Task data
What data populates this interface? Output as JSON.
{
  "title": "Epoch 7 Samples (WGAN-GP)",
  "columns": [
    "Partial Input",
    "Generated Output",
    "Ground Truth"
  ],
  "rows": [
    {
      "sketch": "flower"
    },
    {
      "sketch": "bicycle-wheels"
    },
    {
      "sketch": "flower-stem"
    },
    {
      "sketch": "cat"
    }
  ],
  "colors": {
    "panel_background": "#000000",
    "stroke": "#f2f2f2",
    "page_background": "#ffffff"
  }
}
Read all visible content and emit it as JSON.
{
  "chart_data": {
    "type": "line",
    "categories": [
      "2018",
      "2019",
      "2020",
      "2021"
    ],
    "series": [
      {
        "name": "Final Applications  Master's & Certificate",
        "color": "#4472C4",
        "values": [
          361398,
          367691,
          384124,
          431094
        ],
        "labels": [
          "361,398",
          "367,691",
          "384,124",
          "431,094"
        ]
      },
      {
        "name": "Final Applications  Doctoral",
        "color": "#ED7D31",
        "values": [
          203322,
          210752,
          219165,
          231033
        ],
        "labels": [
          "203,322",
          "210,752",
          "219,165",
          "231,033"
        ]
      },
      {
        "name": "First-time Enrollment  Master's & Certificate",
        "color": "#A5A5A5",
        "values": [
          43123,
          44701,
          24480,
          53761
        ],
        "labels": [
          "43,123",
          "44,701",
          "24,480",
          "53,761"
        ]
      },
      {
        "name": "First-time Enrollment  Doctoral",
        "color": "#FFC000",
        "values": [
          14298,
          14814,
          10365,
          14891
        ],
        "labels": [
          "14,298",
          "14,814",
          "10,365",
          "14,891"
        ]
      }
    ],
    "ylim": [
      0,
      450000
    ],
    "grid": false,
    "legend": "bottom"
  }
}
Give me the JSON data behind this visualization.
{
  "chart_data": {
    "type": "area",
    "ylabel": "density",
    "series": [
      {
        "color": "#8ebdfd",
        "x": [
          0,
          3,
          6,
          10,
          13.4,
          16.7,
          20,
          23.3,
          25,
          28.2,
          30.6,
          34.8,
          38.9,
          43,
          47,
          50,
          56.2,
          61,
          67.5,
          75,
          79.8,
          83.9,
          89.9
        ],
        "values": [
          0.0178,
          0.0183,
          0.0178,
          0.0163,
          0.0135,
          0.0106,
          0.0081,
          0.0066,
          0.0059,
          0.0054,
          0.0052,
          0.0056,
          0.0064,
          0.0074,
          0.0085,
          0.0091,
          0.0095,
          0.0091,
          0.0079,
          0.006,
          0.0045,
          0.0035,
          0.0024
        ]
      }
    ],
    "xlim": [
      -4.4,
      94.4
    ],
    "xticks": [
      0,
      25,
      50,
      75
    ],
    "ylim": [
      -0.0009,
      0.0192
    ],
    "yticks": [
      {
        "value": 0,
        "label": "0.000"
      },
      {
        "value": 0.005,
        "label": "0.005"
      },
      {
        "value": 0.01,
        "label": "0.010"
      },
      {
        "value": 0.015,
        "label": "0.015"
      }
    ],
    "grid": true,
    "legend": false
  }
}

Task statement
Restate the whole listing exactly, leaving out nothing.

Result
What data populates this interface? Output as JSON.
{
  "title": "Epoch 7 Samples (WGAN-GP)",
  "columns": [
    "Partial Input",
    "Generated Output",
    "Ground Truth"
  ],
  "rows": [
    {
      "sketch": "flower"
    },
    {
      "sketch": "bicycle-wheels"
    },
    {
      "sketch": "flower-stem"
    },
    {
      "sketch": "cat"
    }
  ],
  "colors": {
    "panel_background": "#000000",
    "stroke": "#f2f2f2",
    "page_background": "#ffffff"
  }
}
Read all visible content and emit it as JSON.
{
  "chart_data": {
    "type": "line",
    "categories": [
      "2018",
      "2019",
      "2020",
      "2021"
    ],
    "series": [
      {
        "name": "Final Applications  Master's & Certificate",
        "color": "#4472C4",
        "values": [
          361398,
          367691,
          384124,
          431094
        ],
        "labels": [
          "361,398",
          "367,691",
          "384,124",
          "431,094"
        ]
      },
      {
        "name": "Final Applications  Doctoral",
        "color": "#ED7D31",
        "values": [
          203322,
          210752,
          219165,
          231033
        ],
        "labels": [
          "203,322",
          "210,752",
          "219,165",
          "231,033"
        ]
      },
      {
        "name": "First-time Enrollment  Master's & Certificate",
        "color": "#A5A5A5",
        "values": [
          43123,
          44701,
          24480,
          53761
        ],
        "labels": [
          "43,123",
          "44,701",
          "24,480",
          "53,761"
        ]
      },
      {
        "name": "First-time Enrollment  Doctoral",
        "color": "#FFC000",
        "values": [
          14298,
          14814,
          10365,
          14891
        ],
        "labels": [
          "14,298",
          "14,814",
          "10,365",
          "14,891"
        ]
      }
    ],
    "ylim": [
      0,
      450000
    ],
    "grid": false,
    "legend": "bottom"
  }
}
Give me the JSON data behind this visualization.
{
  "chart_data": {
    "type": "area",
    "ylabel": "density",
    "series": [
      {
        "color": "#8ebdfd",
        "x": [
          0,
          3,
          6,
          10,
          13.4,
          16.7,
          20,
          23.3,
          25,
          28.2,
          30.6,
          34.8,
          38.9,
          43,
          47,
          50,
          56.2,
          61,
          67.5,
          75,
          79.8,
          83.9,
          89.9
        ],
        "values": [
          0.0178,
          0.0183,
          0.0178,
          0.0163,
          0.0135,
          0.0106,
          0.0081,
          0.0066,
          0.0059,
          0.0054,
          0.0052,
          0.0056,
          0.0064,
          0.0074,
          0.0085,
          0.0091,
          0.0095,
          0.0091,
          0.0079,
          0.006,
          0.0045,
          0.0035,
          0.0024
        ]
      }
    ],
    "xlim": [
      -4.4,
      94.4
    ],
    "xticks": [
      0,
      25,
      50,
      75
    ],
    "ylim": [
      -0.0009,
      0.0192
    ],
    "yticks": [
      {
        "value": 0,
        "label": "0.000"
      },
      {
        "value": 0.005,
        "label": "0.005"
      },
      {
        "value": 0.01,
        "label": "0.010"
      },
      {
        "value": 0.015,
        "label": "0.015"
      }
    ],
    "grid": true,
    "legend": false
  }
}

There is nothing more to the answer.